Source data:

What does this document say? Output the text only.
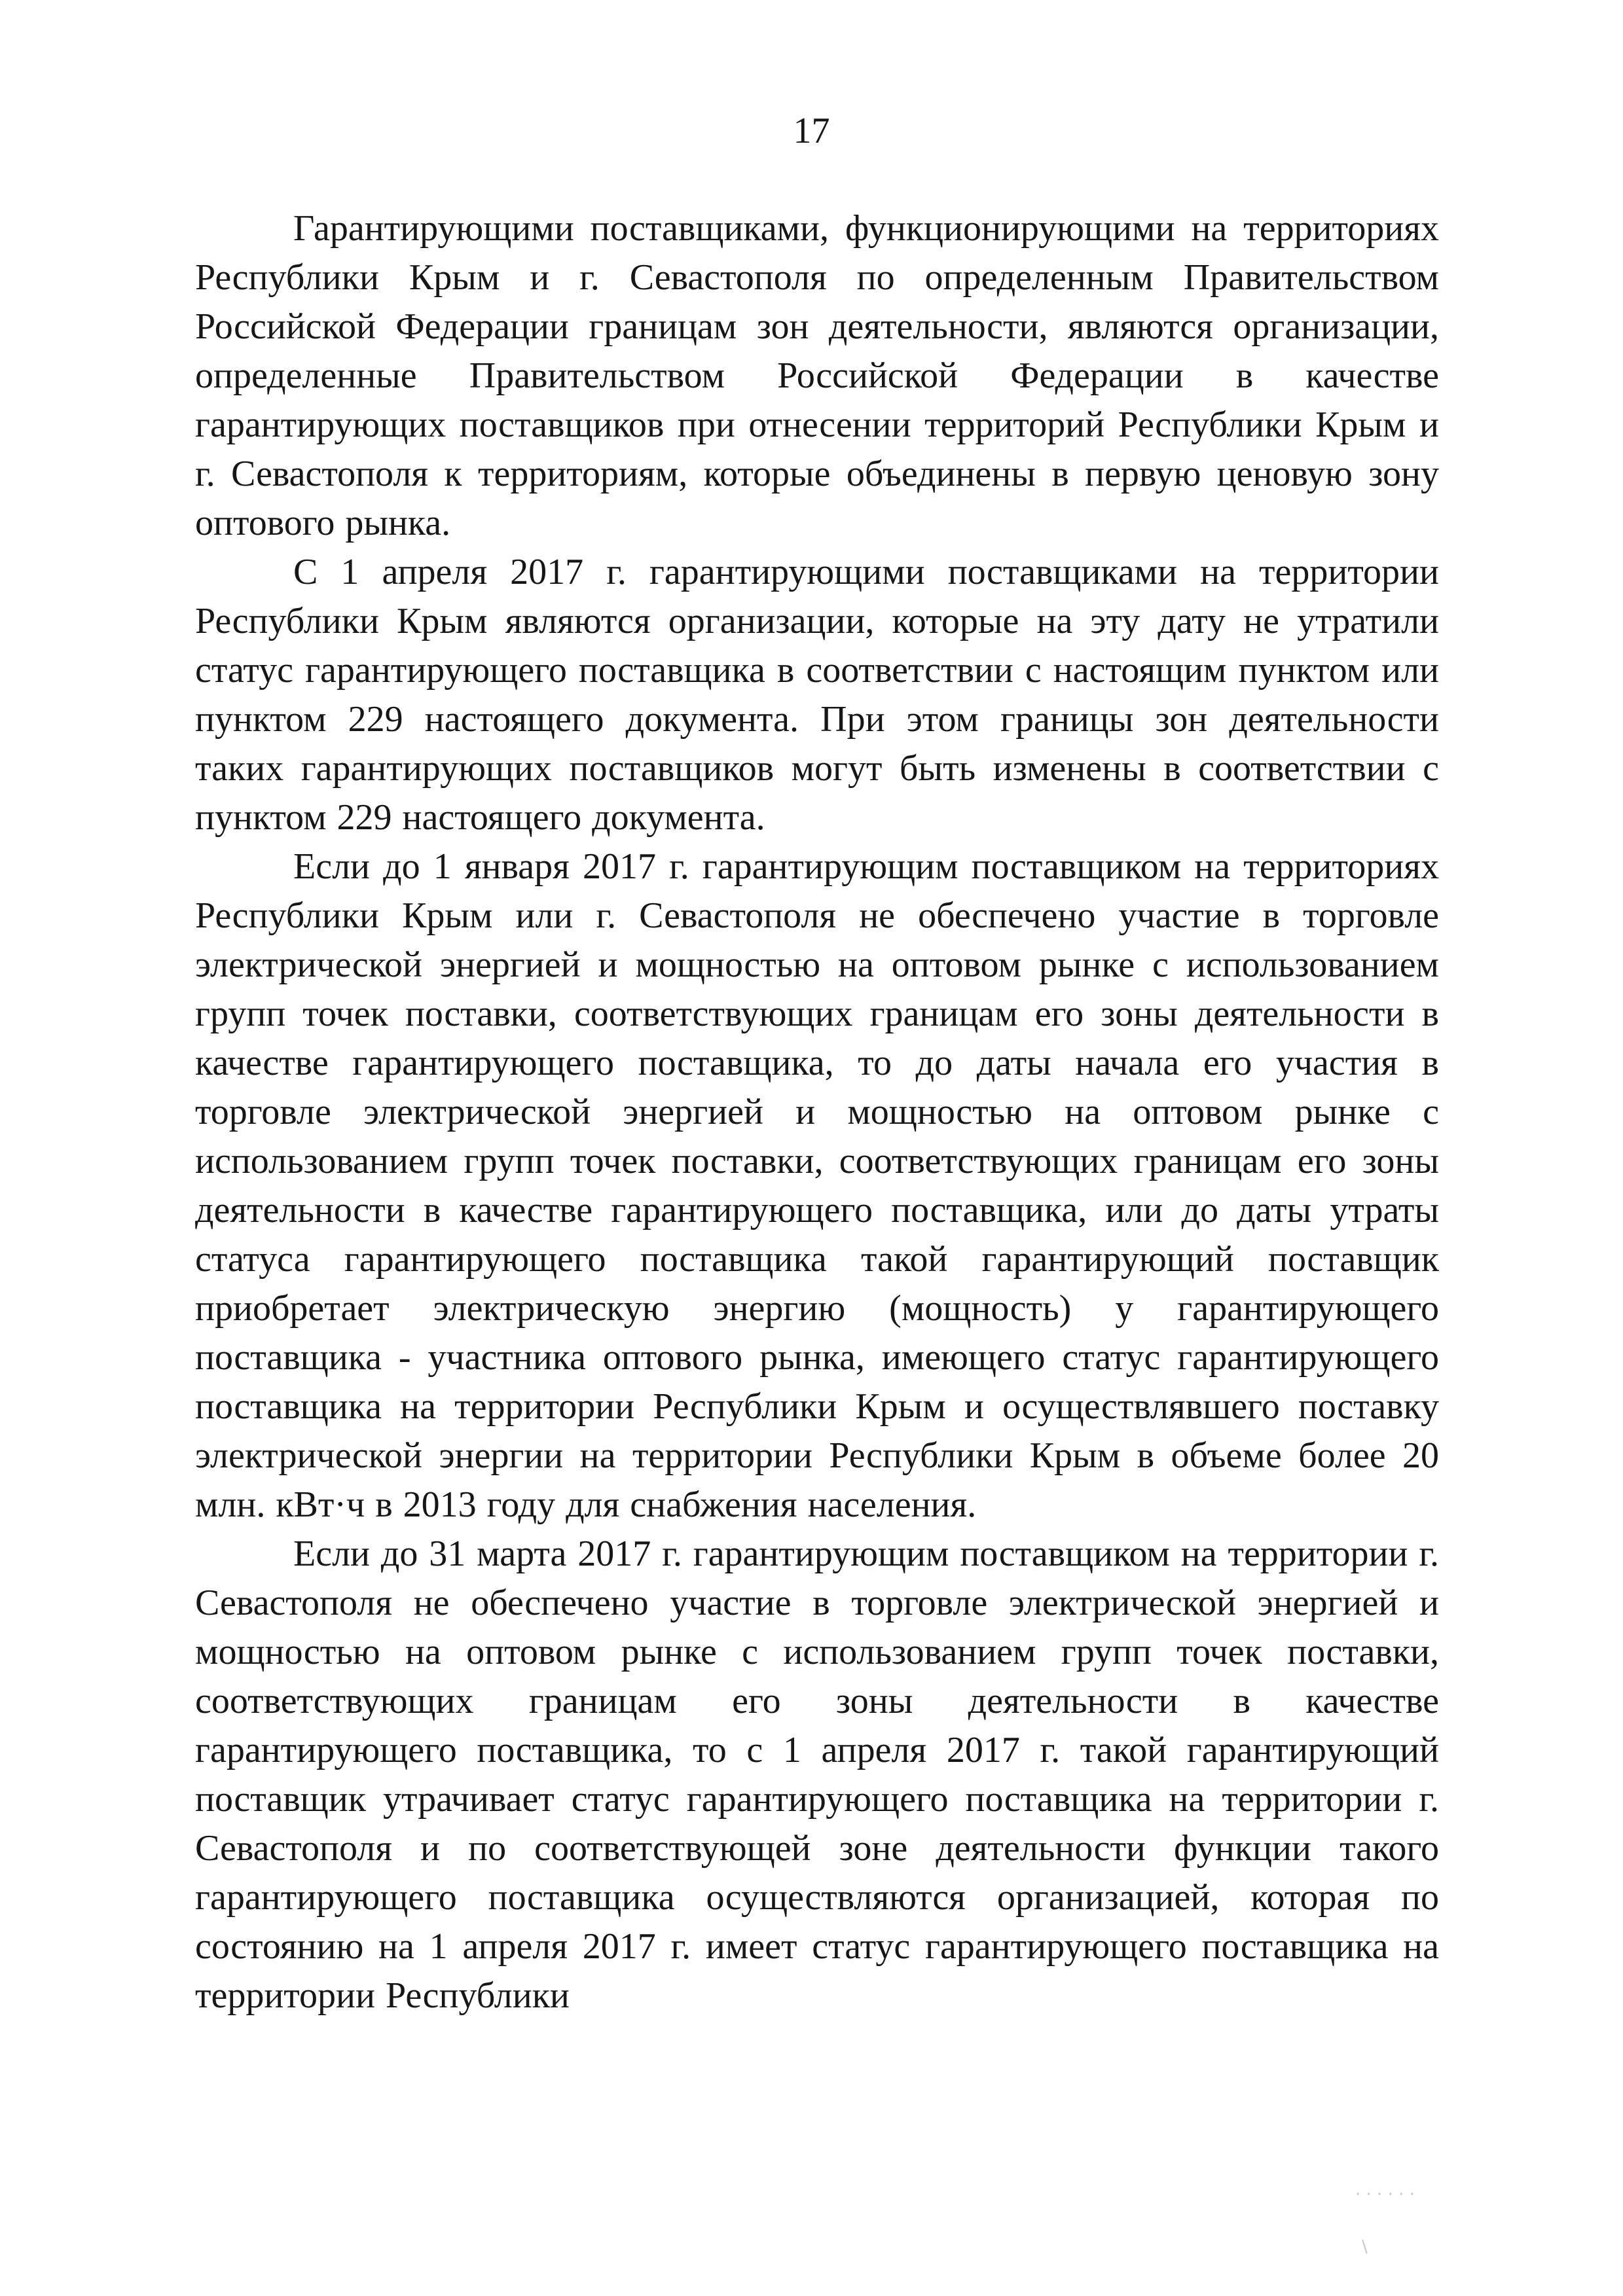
17

Гарантирующими поставщиками, функционирующими на территориях Республики Крым и г. Севастополя по определенным Правительством Российской Федерации границам зон деятельности, являются организации, определенные Правительством Российской Федерации в качестве гарантирующих поставщиков при отнесении территорий Республики Крым и г. Севастополя к территориям, которые объединены в первую ценовую зону оптового рынка.

С 1 апреля 2017 г. гарантирующими поставщиками на территории Республики Крым являются организации, которые на эту дату не утратили статус гарантирующего поставщика в соответствии с настоящим пунктом или пунктом 229 настоящего документа. При этом границы зон деятельности таких гарантирующих поставщиков могут быть изменены в соответствии с пунктом 229 настоящего документа.

Если до 1 января 2017 г. гарантирующим поставщиком на территориях Республики Крым или г. Севастополя не обеспечено участие в торговле электрической энергией и мощностью на оптовом рынке с использованием групп точек поставки, соответствующих границам его зоны деятельности в качестве гарантирующего поставщика, то до даты начала его участия в торговле электрической энергией и мощностью на оптовом рынке с использованием групп точек поставки, соответствующих границам его зоны деятельности в качестве гарантирующего поставщика, или до даты утраты статуса гарантирующего поставщика такой гарантирующий поставщик приобретает электрическую энергию (мощность) у гарантирующего поставщика - участника оптового рынка, имеющего статус гарантирующего поставщика на территории Республики Крым и осуществлявшего поставку электрической энергии на территории Республики Крым в объеме более 20 млн. кВт·ч в 2013 году для снабжения населения.

Если до 31 марта 2017 г. гарантирующим поставщиком на территории г. Севастополя не обеспечено участие в торговле электрической энергией и мощностью на оптовом рынке с использованием групп точек поставки, соответствующих границам его зоны деятельности в качестве гарантирующего поставщика, то с 1 апреля 2017 г. такой гарантирующий поставщик утрачивает статус гарантирующего поставщика на территории г. Севастополя и по соответствующей зоне деятельности функции такого гарантирующего поставщика осуществляются организацией, которая по состоянию на 1 апреля 2017 г. имеет статус гарантирующего поставщика на территории Республики

· · · · · ·
\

**Aim of the exercise**: Could you repeat all of the material exactly? Pictures should not be copied.

**The reply**:
What does this document say? Output the text only.
17

Гарантирующими поставщиками, функционирующими на территориях Республики Крым и г. Севастополя по определенным Правительством Российской Федерации границам зон деятельности, являются организации, определенные Правительством Российской Федерации в качестве гарантирующих поставщиков при отнесении территорий Республики Крым и г. Севастополя к территориям, которые объединены в первую ценовую зону оптового рынка.

С 1 апреля 2017 г. гарантирующими поставщиками на территории Республики Крым являются организации, которые на эту дату не утратили статус гарантирующего поставщика в соответствии с настоящим пунктом или пунктом 229 настоящего документа. При этом границы зон деятельности таких гарантирующих поставщиков могут быть изменены в соответствии с пунктом 229 настоящего документа.

Если до 1 января 2017 г. гарантирующим поставщиком на территориях Республики Крым или г. Севастополя не обеспечено участие в торговле электрической энергией и мощностью на оптовом рынке с использованием групп точек поставки, соответствующих границам его зоны деятельности в качестве гарантирующего поставщика, то до даты начала его участия в торговле электрической энергией и мощностью на оптовом рынке с использованием групп точек поставки, соответствующих границам его зоны деятельности в качестве гарантирующего поставщика, или до даты утраты статуса гарантирующего поставщика такой гарантирующий поставщик приобретает электрическую энергию (мощность) у гарантирующего поставщика - участника оптового рынка, имеющего статус гарантирующего поставщика на территории Республики Крым и осуществлявшего поставку электрической энергии на территории Республики Крым в объеме более 20 млн. кВт·ч в 2013 году для снабжения населения.

Если до 31 марта 2017 г. гарантирующим поставщиком на территории г. Севастополя не обеспечено участие в торговле электрической энергией и мощностью на оптовом рынке с использованием групп точек поставки, соответствующих границам его зоны деятельности в качестве гарантирующего поставщика, то с 1 апреля 2017 г. такой гарантирующий поставщик утрачивает статус гарантирующего поставщика на территории г. Севастополя и по соответствующей зоне деятельности функции такого гарантирующего поставщика осуществляются организацией, которая по состоянию на 1 апреля 2017 г. имеет статус гарантирующего поставщика на территории Республики

· · · · · ·
\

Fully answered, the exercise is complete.